**PROMPT:** Rewrite every line of the entries, changing each "salinity-point" to "salinity-marker" and keeping all other text the same.

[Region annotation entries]
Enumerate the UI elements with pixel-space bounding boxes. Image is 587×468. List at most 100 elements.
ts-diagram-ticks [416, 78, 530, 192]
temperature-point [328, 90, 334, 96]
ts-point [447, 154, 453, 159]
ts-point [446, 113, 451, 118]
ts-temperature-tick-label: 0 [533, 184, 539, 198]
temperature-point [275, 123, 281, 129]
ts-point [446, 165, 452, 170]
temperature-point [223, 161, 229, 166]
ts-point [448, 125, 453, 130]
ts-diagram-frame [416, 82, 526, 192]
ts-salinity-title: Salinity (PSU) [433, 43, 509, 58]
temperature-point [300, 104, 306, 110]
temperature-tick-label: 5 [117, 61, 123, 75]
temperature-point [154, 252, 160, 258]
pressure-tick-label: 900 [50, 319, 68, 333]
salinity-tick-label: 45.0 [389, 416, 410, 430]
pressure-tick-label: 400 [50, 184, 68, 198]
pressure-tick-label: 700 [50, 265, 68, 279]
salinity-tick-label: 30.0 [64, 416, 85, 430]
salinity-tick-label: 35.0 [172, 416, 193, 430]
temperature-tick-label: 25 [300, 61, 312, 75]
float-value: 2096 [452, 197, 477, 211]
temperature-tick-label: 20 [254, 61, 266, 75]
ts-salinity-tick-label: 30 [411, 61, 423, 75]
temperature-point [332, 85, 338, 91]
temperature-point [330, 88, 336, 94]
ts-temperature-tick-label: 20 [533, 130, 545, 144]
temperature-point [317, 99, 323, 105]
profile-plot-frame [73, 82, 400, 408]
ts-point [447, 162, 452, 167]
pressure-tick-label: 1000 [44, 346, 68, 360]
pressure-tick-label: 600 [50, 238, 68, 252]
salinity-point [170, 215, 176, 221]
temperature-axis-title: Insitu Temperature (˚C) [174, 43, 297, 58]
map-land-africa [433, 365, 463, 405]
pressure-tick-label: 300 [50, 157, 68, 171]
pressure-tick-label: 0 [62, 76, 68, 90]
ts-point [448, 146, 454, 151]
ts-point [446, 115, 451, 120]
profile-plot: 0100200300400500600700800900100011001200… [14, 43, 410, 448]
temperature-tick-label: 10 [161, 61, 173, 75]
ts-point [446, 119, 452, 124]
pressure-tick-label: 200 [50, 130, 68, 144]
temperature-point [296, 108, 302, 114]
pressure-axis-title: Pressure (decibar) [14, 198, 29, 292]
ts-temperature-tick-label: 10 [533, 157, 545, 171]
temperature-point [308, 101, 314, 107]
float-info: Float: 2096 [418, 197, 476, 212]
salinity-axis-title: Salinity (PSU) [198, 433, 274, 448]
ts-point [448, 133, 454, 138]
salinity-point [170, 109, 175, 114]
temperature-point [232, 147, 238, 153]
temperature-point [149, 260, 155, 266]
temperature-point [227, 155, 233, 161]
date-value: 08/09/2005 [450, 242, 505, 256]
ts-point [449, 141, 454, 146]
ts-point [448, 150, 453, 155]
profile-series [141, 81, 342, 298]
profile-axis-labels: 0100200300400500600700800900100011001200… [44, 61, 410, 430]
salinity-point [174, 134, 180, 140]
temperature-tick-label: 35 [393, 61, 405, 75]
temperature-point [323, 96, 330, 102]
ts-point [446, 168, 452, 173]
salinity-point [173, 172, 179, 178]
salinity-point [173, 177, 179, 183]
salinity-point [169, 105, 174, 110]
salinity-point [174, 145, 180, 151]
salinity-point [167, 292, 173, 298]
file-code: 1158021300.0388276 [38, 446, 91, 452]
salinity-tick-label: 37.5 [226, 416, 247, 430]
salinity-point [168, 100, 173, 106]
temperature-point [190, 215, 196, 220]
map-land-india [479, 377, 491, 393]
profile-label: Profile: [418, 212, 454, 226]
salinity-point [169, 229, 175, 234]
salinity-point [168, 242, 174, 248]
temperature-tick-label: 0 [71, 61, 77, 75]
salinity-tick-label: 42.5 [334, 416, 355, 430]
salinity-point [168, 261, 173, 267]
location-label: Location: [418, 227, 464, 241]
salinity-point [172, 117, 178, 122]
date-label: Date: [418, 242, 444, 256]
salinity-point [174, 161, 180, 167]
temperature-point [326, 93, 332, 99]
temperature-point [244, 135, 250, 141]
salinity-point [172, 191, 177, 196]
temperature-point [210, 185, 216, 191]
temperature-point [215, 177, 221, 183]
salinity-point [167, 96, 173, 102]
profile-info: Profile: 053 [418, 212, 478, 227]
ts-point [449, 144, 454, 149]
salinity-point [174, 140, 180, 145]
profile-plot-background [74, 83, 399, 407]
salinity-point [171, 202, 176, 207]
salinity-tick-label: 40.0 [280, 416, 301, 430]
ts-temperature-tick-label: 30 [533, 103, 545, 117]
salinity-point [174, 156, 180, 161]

**EXERCISE OUTPUT:**
Enumerate the UI elements with pixel-space bounding boxes. Image is 587×468. List at most 100 elements.
ts-diagram-ticks [416, 78, 530, 192]
temperature-point [328, 90, 334, 96]
ts-point [447, 154, 453, 159]
ts-point [446, 113, 451, 118]
ts-temperature-tick-label: 0 [533, 184, 539, 198]
temperature-point [275, 123, 281, 129]
ts-point [446, 165, 452, 170]
temperature-point [223, 161, 229, 166]
ts-point [448, 125, 453, 130]
ts-diagram-frame [416, 82, 526, 192]
ts-salinity-title: Salinity (PSU) [433, 43, 509, 58]
temperature-point [300, 104, 306, 110]
temperature-tick-label: 5 [117, 61, 123, 75]
temperature-point [154, 252, 160, 258]
pressure-tick-label: 900 [50, 319, 68, 333]
salinity-tick-label: 45.0 [389, 416, 410, 430]
pressure-tick-label: 400 [50, 184, 68, 198]
pressure-tick-label: 700 [50, 265, 68, 279]
salinity-tick-label: 30.0 [64, 416, 85, 430]
salinity-tick-label: 35.0 [172, 416, 193, 430]
temperature-tick-label: 25 [300, 61, 312, 75]
float-value: 2096 [452, 197, 477, 211]
temperature-tick-label: 20 [254, 61, 266, 75]
ts-salinity-tick-label: 30 [411, 61, 423, 75]
temperature-point [332, 85, 338, 91]
temperature-point [330, 88, 336, 94]
ts-temperature-tick-label: 20 [533, 130, 545, 144]
temperature-point [317, 99, 323, 105]
profile-plot-frame [73, 82, 400, 408]
ts-point [447, 162, 452, 167]
pressure-tick-label: 1000 [44, 346, 68, 360]
pressure-tick-label: 600 [50, 238, 68, 252]
salinity-marker [170, 215, 176, 221]
temperature-axis-title: Insitu Temperature (˚C) [174, 43, 297, 58]
map-land-africa [433, 365, 463, 405]
pressure-tick-label: 300 [50, 157, 68, 171]
pressure-tick-label: 0 [62, 76, 68, 90]
ts-point [448, 146, 454, 151]
ts-point [446, 115, 451, 120]
profile-plot: 0100200300400500600700800900100011001200… [14, 43, 410, 448]
temperature-tick-label: 10 [161, 61, 173, 75]
ts-point [446, 119, 452, 124]
pressure-tick-label: 200 [50, 130, 68, 144]
temperature-point [296, 108, 302, 114]
pressure-axis-title: Pressure (decibar) [14, 198, 29, 292]
ts-temperature-tick-label: 10 [533, 157, 545, 171]
temperature-point [308, 101, 314, 107]
float-info: Float: 2096 [418, 197, 476, 212]
salinity-axis-title: Salinity (PSU) [198, 433, 274, 448]
ts-point [448, 133, 454, 138]
salinity-marker [170, 109, 175, 114]
temperature-point [232, 147, 238, 153]
temperature-point [149, 260, 155, 266]
temperature-point [227, 155, 233, 161]
date-value: 08/09/2005 [450, 242, 505, 256]
ts-point [449, 141, 454, 146]
ts-point [448, 150, 453, 155]
profile-series [141, 81, 342, 298]
profile-axis-labels: 0100200300400500600700800900100011001200… [44, 61, 410, 430]
salinity-marker [174, 134, 180, 140]
temperature-tick-label: 35 [393, 61, 405, 75]
temperature-point [323, 96, 330, 102]
ts-point [446, 168, 452, 173]
salinity-marker [173, 172, 179, 178]
salinity-marker [173, 177, 179, 183]
salinity-marker [169, 105, 174, 110]
salinity-marker [174, 145, 180, 151]
salinity-marker [167, 292, 173, 298]
file-code: 1158021300.0388276 [38, 446, 91, 452]
salinity-tick-label: 37.5 [226, 416, 247, 430]
salinity-marker [168, 100, 173, 106]
temperature-point [190, 215, 196, 220]
map-land-india [479, 377, 491, 393]
profile-label: Profile: [418, 212, 454, 226]
salinity-marker [169, 229, 175, 234]
salinity-marker [168, 242, 174, 248]
temperature-tick-label: 0 [71, 61, 77, 75]
salinity-tick-label: 42.5 [334, 416, 355, 430]
salinity-marker [168, 261, 173, 267]
location-label: Location: [418, 227, 464, 241]
salinity-marker [172, 117, 178, 122]
date-label: Date: [418, 242, 444, 256]
salinity-marker [174, 161, 180, 167]
temperature-point [326, 93, 332, 99]
temperature-point [244, 135, 250, 141]
salinity-marker [172, 191, 177, 196]
temperature-point [210, 185, 216, 191]
temperature-point [215, 177, 221, 183]
salinity-marker [167, 96, 173, 102]
profile-info: Profile: 053 [418, 212, 478, 227]
ts-point [449, 144, 454, 149]
salinity-marker [174, 140, 180, 145]
profile-plot-background [74, 83, 399, 407]
salinity-marker [171, 202, 176, 207]
salinity-tick-label: 40.0 [280, 416, 301, 430]
ts-temperature-tick-label: 30 [533, 103, 545, 117]
salinity-marker [174, 156, 180, 161]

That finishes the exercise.